**WHAT YOU ARE ASKED TO DO:** Output all entries exactly as they appear and skip the pictures.

**SOURCE RECORDS:**
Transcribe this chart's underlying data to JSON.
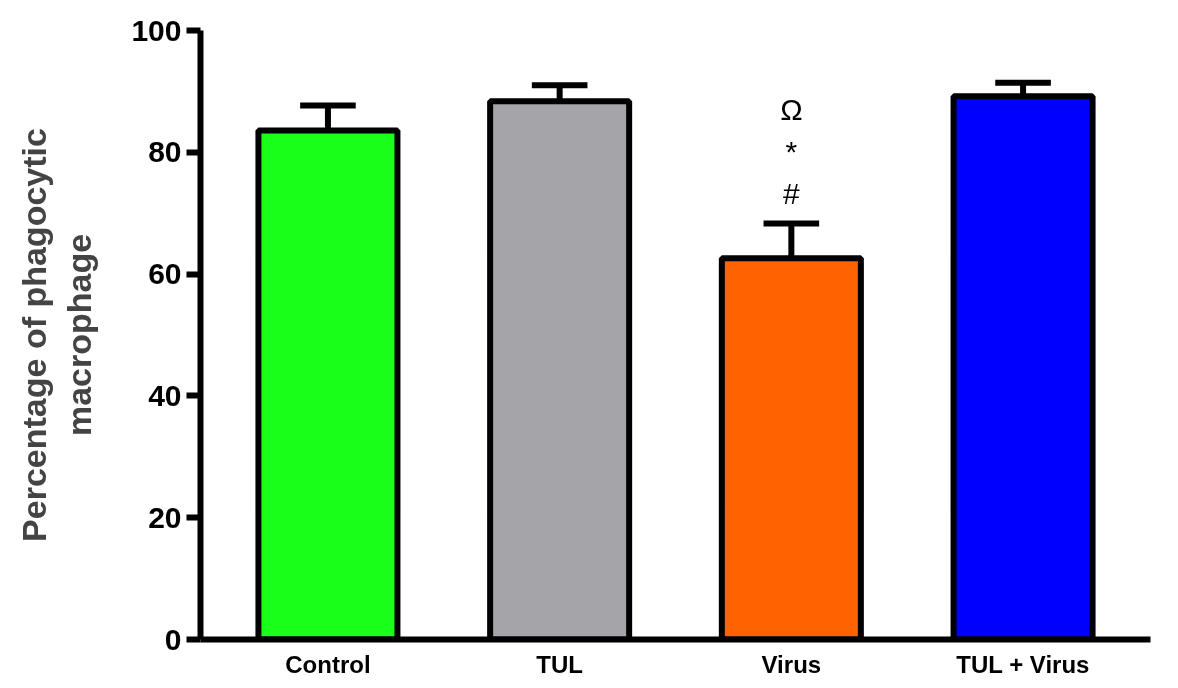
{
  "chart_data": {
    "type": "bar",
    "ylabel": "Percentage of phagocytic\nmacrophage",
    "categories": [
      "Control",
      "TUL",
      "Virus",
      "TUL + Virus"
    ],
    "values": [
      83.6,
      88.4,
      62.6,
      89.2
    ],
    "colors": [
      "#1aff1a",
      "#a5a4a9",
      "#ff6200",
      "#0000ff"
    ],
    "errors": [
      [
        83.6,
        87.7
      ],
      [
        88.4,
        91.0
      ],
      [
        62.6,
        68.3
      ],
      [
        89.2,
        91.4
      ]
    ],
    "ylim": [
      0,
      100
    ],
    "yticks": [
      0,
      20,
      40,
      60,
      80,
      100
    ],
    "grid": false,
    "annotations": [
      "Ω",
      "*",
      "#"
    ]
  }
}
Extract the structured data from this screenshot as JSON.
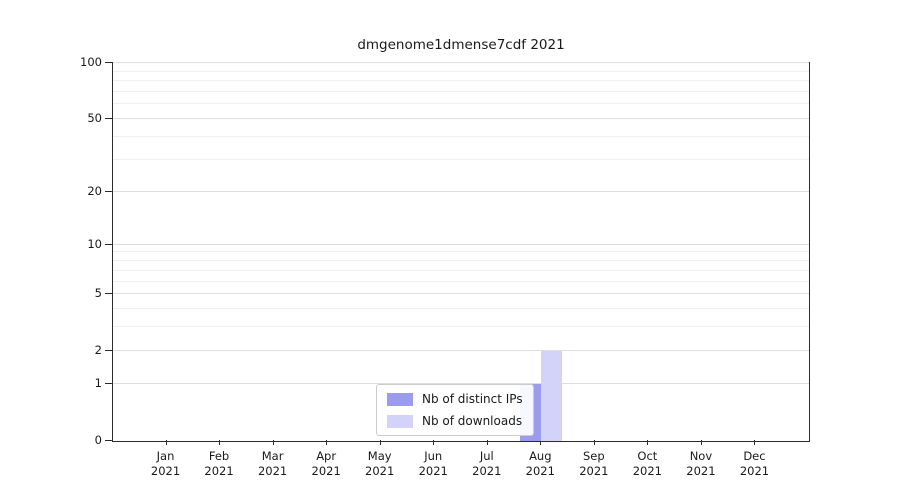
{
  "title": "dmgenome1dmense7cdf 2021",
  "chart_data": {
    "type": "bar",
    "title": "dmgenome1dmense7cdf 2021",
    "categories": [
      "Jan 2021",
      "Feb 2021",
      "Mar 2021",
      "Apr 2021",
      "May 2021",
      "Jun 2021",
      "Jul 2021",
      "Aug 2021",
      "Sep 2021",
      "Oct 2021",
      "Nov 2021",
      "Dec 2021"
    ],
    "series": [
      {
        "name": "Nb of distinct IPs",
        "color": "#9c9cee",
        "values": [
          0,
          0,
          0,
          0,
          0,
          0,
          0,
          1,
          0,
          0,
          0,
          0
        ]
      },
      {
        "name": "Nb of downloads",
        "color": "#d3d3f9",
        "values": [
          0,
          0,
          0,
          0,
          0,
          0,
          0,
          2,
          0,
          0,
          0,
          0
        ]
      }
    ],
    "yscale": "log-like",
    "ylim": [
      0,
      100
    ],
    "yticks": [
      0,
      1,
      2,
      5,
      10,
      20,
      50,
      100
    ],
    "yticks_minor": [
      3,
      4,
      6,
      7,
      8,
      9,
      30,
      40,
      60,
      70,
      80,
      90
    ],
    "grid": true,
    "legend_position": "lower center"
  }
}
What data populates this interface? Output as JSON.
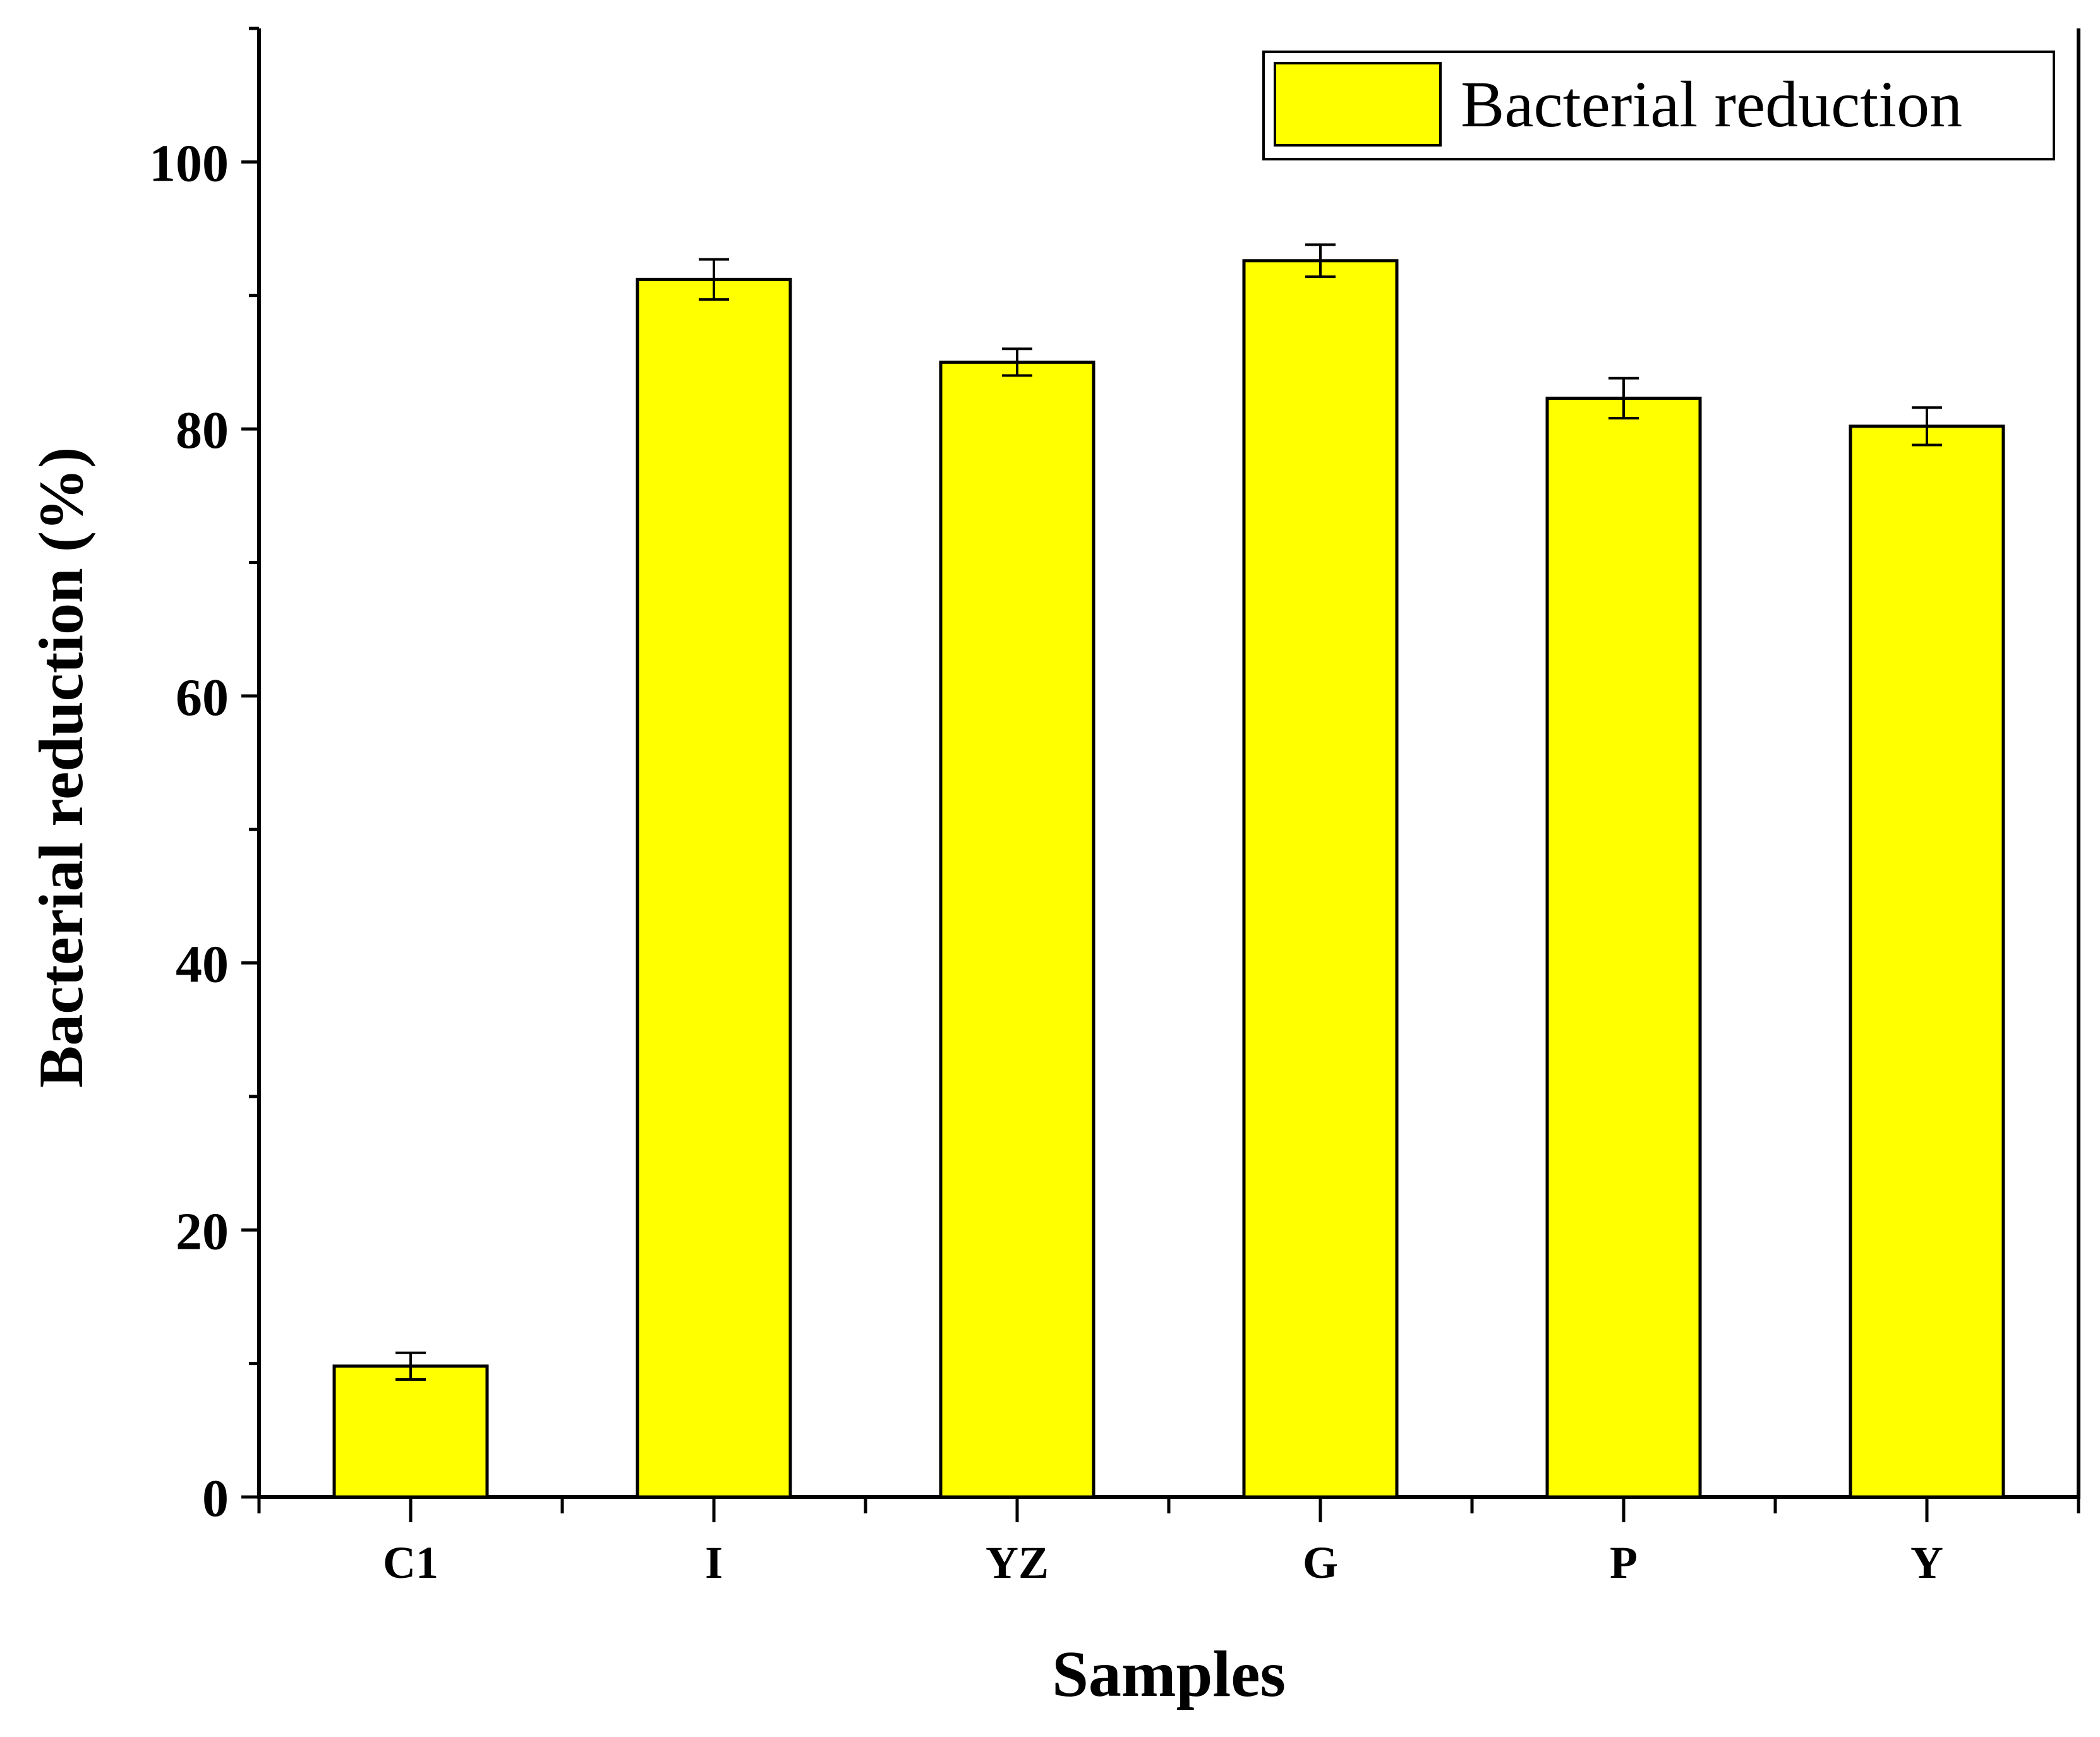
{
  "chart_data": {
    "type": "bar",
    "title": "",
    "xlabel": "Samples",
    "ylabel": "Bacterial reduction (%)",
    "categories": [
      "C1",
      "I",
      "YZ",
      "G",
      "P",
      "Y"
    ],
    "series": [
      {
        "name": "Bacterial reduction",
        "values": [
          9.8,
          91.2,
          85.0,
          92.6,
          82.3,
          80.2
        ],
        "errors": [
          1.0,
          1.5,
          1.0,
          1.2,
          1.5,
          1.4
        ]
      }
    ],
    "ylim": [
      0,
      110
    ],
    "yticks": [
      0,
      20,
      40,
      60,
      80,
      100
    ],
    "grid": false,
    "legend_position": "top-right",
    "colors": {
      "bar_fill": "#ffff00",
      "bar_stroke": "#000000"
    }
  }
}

**RESPONSE BELOW:**
Transcribe this chart's underlying data to JSON.
{
  "chart_data": {
    "type": "bar",
    "ylabel": "Percentage of phagocytic\nmacrophage",
    "categories": [
      "Control",
      "TUL",
      "Virus",
      "TUL + Virus"
    ],
    "values": [
      83.6,
      88.4,
      62.6,
      89.2
    ],
    "colors": [
      "#1aff1a",
      "#a5a4a9",
      "#ff6200",
      "#0000ff"
    ],
    "errors": [
      [
        83.6,
        87.7
      ],
      [
        88.4,
        91.0
      ],
      [
        62.6,
        68.3
      ],
      [
        89.2,
        91.4
      ]
    ],
    "ylim": [
      0,
      100
    ],
    "yticks": [
      0,
      20,
      40,
      60,
      80,
      100
    ],
    "grid": false,
    "annotations": [
      "Ω",
      "*",
      "#"
    ]
  }
}
Extract the structured data from this screenshot as JSON.
{
  "title": "dmgenome1dmense7cdf 2021",
  "chart_data": {
    "type": "bar",
    "title": "dmgenome1dmense7cdf 2021",
    "categories": [
      "Jan 2021",
      "Feb 2021",
      "Mar 2021",
      "Apr 2021",
      "May 2021",
      "Jun 2021",
      "Jul 2021",
      "Aug 2021",
      "Sep 2021",
      "Oct 2021",
      "Nov 2021",
      "Dec 2021"
    ],
    "series": [
      {
        "name": "Nb of distinct IPs",
        "color": "#9c9cee",
        "values": [
          0,
          0,
          0,
          0,
          0,
          0,
          0,
          1,
          0,
          0,
          0,
          0
        ]
      },
      {
        "name": "Nb of downloads",
        "color": "#d3d3f9",
        "values": [
          0,
          0,
          0,
          0,
          0,
          0,
          0,
          2,
          0,
          0,
          0,
          0
        ]
      }
    ],
    "yscale": "log-like",
    "ylim": [
      0,
      100
    ],
    "yticks": [
      0,
      1,
      2,
      5,
      10,
      20,
      50,
      100
    ],
    "yticks_minor": [
      3,
      4,
      6,
      7,
      8,
      9,
      30,
      40,
      60,
      70,
      80,
      90
    ],
    "grid": true,
    "legend_position": "lower center"
  }
}
What data populates this interface? Output as JSON.
{
  "chart_data": {
    "type": "bar",
    "title": "",
    "xlabel": "Samples",
    "ylabel": "Bacterial reduction (%)",
    "categories": [
      "C1",
      "I",
      "YZ",
      "G",
      "P",
      "Y"
    ],
    "series": [
      {
        "name": "Bacterial reduction",
        "values": [
          9.8,
          91.2,
          85.0,
          92.6,
          82.3,
          80.2
        ],
        "errors": [
          1.0,
          1.5,
          1.0,
          1.2,
          1.5,
          1.4
        ]
      }
    ],
    "ylim": [
      0,
      110
    ],
    "yticks": [
      0,
      20,
      40,
      60,
      80,
      100
    ],
    "grid": false,
    "legend_position": "top-right",
    "colors": {
      "bar_fill": "#ffff00",
      "bar_stroke": "#000000"
    }
  }
}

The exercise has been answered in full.